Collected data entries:
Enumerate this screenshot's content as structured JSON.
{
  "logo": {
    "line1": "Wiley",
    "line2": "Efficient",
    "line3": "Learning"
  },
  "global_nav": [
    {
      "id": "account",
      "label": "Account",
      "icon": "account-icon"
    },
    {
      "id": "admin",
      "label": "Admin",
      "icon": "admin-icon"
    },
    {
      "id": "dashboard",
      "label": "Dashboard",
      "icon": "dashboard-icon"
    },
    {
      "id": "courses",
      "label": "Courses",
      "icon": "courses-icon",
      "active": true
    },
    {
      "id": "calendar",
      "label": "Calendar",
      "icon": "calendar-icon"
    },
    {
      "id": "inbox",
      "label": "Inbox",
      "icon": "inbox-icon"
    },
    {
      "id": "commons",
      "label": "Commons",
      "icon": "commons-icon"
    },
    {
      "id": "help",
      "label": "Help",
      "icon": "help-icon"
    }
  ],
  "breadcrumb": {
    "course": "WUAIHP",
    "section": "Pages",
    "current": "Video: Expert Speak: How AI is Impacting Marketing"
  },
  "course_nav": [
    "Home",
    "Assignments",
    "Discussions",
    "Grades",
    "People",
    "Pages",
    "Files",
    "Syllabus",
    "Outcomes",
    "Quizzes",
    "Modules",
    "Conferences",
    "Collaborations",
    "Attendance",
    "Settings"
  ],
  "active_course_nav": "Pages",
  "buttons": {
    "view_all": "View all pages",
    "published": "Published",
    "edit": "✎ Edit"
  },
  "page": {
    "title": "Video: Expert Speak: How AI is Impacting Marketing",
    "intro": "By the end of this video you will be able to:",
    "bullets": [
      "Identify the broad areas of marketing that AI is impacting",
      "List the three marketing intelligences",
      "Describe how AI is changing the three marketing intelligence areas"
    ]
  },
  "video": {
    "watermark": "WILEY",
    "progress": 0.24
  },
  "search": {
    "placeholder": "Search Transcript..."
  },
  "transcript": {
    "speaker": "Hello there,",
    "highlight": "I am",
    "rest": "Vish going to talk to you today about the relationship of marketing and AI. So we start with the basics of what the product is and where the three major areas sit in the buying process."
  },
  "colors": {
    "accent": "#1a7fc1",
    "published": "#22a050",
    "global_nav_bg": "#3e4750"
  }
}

STATED PROBLEM: Check each line of the data above for the string "label", then report how many lines have it, with no other words.

EXERCISE RESPONSE: 8